### TEXT PROVIDED
★ ★ ★ ★ ★ ★ ★
9.1.1 Creation and editing of a vector
At the right pane of the Vectors dialog box, all the vectors are listed with the following three buttons placed above the list (Fig. 9.1):
| [New]: | Add a new vector. |
| [Edit]: | Edit the selected vector. |
| [Delete]: | Delete the selected vector. |
The [Edit] and [Delete] buttons cannot be clicked unless a vector in the list has been selected.
Click the [New] button to create a new vector. Select a vector in the list of vectors, and click the [Edit] button to edit it. Then, a dialog box appears to edit properties of the selected vector (Fig. 9.2).
Two types of vectors can be specified: {Axial vector} and {Polar vector}. Because these two differ from each other in the mode of applying symmetry operations, the vector type affects only vectors attached to crystallographic sites. When a vector is attached to individual atoms, no symmetry operation is applied to the vector, with no differences between the two types of the vectors.
Typical examples of axial and polar vectors are magnetic moment, \(\bm {\mu }\), and electrostatic polarization vector, \(\bm {p}\), respectively. The magnetic moment is induced by tiny electrical currents resulting from electrons moving around the nucleus of an atom. The direction of the moment vector is determined by that of the current. For example, counter-clockwise and clockwise currents generate upward and downward moment vectors, respectively. A mirror plane perpendicular to the moment vector does not change the current direction, while a mirror plane parallel to the moment vector inverses the current direction. As a result, magnetic moments are transformed by a mirror plane as Fig. 9.3A illustrates.
In the case of the electrostatic polarization vector, on the other hand, a mirror plane perpendicular to the moment vector inverses the polarization vector, while a mirror plane parallel to the polarization vector does not change the polarization vector (Fig. 9.3B). To be more specific, \(\bm {p}\) is transformed to \(\bm {p}^\prime \) by a \(3 \times 3\) operator matrix, \(\bm {M}\), as \begin {equation} \bm {p}^\prime = \bm {Mp} \end {equation} while \(\bm {\mu }\) is transformed to \(\bm {\mu }^\prime \) as \begin {equation} \bm {\mu }^\prime = P\bm {M} \bm {\mu }, \end {equation} where \(P\) is the determinant of \(\bm {M}\) and referred to as the “parity” of the operator \(\bm {M}\). Note that the term \(P\bm {M}\) is a scalar-matrix multiplication.
★ ★ ★ ★ ★ ★ ★
### STORED DATA
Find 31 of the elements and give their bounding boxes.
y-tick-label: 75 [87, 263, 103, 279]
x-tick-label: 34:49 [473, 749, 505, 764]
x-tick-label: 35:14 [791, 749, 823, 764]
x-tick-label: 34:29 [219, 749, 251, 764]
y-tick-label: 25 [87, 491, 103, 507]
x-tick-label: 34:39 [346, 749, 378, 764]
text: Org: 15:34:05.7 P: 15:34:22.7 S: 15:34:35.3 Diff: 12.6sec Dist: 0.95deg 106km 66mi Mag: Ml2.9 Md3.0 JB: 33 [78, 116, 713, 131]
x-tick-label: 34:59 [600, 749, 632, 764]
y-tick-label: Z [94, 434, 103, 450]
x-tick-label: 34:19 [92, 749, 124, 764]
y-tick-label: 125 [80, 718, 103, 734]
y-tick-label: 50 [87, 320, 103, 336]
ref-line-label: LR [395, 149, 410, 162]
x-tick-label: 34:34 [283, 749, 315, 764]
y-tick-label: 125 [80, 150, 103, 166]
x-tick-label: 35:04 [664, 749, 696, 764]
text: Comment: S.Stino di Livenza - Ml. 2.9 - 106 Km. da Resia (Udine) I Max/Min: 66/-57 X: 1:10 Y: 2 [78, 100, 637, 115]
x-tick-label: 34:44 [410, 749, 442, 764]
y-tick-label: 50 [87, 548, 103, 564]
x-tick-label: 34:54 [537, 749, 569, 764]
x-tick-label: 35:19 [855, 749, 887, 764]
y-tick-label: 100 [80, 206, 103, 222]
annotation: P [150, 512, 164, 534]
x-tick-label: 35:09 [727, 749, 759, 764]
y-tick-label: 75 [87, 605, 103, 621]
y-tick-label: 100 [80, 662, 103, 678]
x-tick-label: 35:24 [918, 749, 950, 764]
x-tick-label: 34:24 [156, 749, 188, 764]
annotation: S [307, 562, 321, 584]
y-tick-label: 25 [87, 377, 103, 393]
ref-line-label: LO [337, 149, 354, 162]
★ ★ ★ ★ ★ ★ ★
### PROBLEM SET
[1] Return the stretch from "In the case" through "a scalar-matrix multiplication." of the passage on creating and editing vectors, copied word for word.
[2] Carry the passage on axial and polar vectors forward from its final sentence.

### ANSWERS PROVIDED
[1]
In the case of the electrostatic polarization vector, on the other hand, a mirror plane perpendicular to the moment vector inverses the polarization vector, while a mirror plane parallel to the polarization vector does not change the polarization vector (Fig. 9.3B). To be more specific, \(\bm {p}\) is transformed to \(\bm {p}^\prime \) by a \(3 \times 3\) operator matrix, \(\bm {M}\), as \begin {equation} \bm {p}^\prime = \bm {Mp} \end {equation} while \(\bm {\mu }\) is transformed to \(\bm {\mu }^\prime \) as \begin {equation} \bm {\mu }^\prime = P\bm {M} \bm {\mu }, \end {equation} where \(P\) is the determinant of \(\bm {M}\) and referred to as the “parity” of the operator \(\bm {M}\). Note that the term \(P\bm {M}\) is a scalar-matrix multiplication.

[2]
Aside from conventional symmetry operations \(\bm {M}\), there is another important symmetry element for vectors, i.e. time reversal. In view of time reversal, the current direction around an atom is changed, with a result that the direction of \(\bm {\mu }\) is reversed. Let the time reversal be \(T\) (\(=1\) or \(-1\)), then the transformation of \(\bm {\mu }\) is represented by \begin {equation} \bm {\mu }^\prime = TP \bm {M} \bm {\mu }. \end {equation} For the polarization vector, time reversal has no effect at all.
In the Edit a Vector dialog box, three different representations of vector components are shown: {Lattice vector notation (u, v, w)}, {Modulus along crystallographic axes}, and {Cartesian vector notation (x, y, z)}. Editing one representation of the vector components updates the rest of the representations as well as the {Modulus} of the vector. After the {Modulus} has been edited, vector components are linearly scaled.
When the “Penetrate atoms” check box is on (default), the length of an arrow (vector drawn in the Graphic Area) is doubled with its center placed at the center of an atom (Figs. 9.4A and 9.4B). When this option is off, one end of an arrow is placed at the center of an atom so that it appears only one side above the atom sphere (Figs. 9.4C and 9.4D).
When option “Add atom radius to the vector modulus” is checked, the length of an arrow appearing above an atom sphere is linearly scaled by the vector modulus, regardless of the radius of the atom sphere (Figs. 9.4B and 9.4D). Even if a vector with a very small modulus is attached to an atom having a very large sphere, the arrow will not be hidden by the atom sphere. If this option is disabled (default behavior), the arrow length including the part hidden by an atom sphere is linearly correlated to the vector modulus(Figs. 9.4A and 9.4C); consequently, a very short arrow may be completely hidden by the atom sphere.
9.1.2 Attachment of vectors to crystallographic sites
To attach a vector to crystallographic sites, select the Crystallographic sites tab at the left pane of the Vectors dialog box. Then, select sites in the left pane, select a vector in the right pane, and click the [\(<<\) Set] button. In a similar manner, select crystallographic sites in the left pane, and click the [\(>>\) Remove] button to detach a vector from the sites.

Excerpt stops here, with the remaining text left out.